Written request: Go through the lines below and copy each one that holds the string "斜坡轨道".

Data entries:
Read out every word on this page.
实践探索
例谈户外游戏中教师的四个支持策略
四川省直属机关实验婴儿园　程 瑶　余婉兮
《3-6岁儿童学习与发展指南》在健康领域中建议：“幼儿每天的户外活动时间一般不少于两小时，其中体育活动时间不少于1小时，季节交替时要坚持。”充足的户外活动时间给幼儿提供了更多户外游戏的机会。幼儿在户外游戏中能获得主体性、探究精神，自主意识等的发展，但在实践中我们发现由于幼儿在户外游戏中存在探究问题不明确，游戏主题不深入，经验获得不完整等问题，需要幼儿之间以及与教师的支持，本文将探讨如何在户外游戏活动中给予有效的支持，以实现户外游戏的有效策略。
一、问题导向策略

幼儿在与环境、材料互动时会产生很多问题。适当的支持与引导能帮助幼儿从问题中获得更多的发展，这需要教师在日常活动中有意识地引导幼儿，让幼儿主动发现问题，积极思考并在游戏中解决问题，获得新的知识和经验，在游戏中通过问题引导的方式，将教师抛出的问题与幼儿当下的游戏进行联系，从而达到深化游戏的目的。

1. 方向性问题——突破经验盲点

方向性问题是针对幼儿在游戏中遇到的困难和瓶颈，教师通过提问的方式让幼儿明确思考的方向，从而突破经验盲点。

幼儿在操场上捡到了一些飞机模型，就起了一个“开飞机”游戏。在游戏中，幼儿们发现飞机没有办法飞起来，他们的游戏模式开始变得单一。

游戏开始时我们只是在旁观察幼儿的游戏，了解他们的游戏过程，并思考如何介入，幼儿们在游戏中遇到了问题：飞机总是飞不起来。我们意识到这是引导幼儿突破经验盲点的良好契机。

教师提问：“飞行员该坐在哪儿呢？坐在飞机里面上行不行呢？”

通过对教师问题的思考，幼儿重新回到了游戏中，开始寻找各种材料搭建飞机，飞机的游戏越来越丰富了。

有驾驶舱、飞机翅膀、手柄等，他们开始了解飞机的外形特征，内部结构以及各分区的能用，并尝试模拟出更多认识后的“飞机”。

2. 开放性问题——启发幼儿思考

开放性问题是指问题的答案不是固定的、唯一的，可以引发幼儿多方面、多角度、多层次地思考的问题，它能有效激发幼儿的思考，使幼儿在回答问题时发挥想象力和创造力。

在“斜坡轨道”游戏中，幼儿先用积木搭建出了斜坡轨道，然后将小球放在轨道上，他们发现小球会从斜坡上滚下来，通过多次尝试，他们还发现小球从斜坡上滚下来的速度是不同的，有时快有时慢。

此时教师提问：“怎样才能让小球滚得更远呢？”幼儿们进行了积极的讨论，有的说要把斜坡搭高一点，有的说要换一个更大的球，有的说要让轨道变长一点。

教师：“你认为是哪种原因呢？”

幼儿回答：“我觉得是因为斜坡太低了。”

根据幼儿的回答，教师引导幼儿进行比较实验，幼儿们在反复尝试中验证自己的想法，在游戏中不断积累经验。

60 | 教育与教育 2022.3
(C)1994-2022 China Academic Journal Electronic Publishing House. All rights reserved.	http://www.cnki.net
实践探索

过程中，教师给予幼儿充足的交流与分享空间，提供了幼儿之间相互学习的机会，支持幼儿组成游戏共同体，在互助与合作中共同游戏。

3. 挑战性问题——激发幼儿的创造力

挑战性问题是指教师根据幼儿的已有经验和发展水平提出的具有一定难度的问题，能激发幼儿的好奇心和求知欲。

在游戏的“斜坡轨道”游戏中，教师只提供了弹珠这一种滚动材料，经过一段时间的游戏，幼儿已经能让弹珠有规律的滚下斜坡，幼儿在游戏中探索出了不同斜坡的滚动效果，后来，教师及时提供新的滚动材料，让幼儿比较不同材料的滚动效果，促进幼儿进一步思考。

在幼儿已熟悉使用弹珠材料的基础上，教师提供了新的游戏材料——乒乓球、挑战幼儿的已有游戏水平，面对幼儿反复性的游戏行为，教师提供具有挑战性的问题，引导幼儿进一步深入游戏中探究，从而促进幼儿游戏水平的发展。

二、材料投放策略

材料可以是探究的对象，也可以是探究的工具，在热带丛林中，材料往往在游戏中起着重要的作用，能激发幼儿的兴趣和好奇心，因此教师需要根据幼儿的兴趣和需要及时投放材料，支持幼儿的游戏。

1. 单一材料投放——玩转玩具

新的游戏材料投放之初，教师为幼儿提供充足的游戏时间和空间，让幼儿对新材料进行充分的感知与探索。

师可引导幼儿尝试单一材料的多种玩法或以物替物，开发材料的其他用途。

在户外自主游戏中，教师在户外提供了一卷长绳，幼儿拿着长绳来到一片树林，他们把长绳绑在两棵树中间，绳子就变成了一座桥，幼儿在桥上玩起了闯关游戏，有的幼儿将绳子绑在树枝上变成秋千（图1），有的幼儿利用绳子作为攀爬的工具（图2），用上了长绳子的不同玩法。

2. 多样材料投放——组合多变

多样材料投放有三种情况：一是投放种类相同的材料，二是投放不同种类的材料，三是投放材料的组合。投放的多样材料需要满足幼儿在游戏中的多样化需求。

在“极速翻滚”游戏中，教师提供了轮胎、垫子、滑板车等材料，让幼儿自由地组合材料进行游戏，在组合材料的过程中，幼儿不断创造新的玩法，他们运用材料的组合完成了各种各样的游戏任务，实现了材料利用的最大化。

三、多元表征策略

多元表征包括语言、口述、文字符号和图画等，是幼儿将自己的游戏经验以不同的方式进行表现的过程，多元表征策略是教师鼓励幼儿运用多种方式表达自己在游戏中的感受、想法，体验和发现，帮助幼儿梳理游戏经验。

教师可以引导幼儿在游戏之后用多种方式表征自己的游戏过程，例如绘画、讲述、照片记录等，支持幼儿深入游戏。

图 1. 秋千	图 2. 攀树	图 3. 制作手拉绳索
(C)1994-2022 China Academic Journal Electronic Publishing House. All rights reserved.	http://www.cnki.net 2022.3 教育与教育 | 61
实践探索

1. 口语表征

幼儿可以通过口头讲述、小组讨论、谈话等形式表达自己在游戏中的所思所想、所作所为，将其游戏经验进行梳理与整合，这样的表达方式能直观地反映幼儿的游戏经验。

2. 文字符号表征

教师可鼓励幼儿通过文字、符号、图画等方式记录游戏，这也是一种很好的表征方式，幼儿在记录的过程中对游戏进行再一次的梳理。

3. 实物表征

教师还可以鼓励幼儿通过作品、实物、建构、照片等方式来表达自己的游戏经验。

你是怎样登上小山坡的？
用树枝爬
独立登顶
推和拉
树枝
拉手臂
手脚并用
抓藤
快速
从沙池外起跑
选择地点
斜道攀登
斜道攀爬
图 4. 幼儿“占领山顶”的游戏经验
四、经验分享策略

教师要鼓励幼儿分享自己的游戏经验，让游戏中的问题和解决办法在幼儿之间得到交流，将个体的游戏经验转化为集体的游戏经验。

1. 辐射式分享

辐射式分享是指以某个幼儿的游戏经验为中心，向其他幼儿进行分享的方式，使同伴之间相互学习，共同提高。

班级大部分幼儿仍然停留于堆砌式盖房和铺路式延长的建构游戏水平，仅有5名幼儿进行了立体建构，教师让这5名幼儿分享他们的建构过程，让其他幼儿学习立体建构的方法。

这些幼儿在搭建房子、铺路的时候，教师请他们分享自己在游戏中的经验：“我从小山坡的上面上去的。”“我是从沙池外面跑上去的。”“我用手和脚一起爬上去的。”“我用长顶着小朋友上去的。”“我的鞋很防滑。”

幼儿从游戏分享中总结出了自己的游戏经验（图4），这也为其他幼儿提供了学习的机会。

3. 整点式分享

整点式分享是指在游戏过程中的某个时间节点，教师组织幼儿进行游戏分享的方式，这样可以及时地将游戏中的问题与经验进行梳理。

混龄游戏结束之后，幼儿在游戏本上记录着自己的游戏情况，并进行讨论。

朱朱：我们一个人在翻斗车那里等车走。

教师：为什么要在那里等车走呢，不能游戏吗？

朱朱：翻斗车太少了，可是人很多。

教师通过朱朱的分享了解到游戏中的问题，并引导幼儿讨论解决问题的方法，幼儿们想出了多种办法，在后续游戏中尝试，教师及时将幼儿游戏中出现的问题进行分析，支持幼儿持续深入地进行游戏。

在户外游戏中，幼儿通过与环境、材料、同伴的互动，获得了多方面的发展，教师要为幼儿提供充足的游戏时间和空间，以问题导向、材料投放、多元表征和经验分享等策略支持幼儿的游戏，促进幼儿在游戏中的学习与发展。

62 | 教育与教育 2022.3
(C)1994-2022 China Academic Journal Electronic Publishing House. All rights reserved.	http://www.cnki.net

Task response:
在“斜坡轨道”游戏中，幼儿先用积木搭建出了斜坡轨道，然后将小球放在轨道上，他们发现小球会从斜坡上滚下来，通过多次尝试，他们还发现小球从斜坡上滚下来的速度是不同的，有时快有时慢。
在游戏的“斜坡轨道”游戏中，教师只提供了弹珠这一种滚动材料，经过一段时间的游戏，幼儿已经能让弹珠有规律的滚下斜坡，幼儿在游戏中探索出了不同斜坡的滚动效果，后来，教师及时提供新的滚动材料，让幼儿比较不同材料的滚动效果，促进幼儿进一步思考。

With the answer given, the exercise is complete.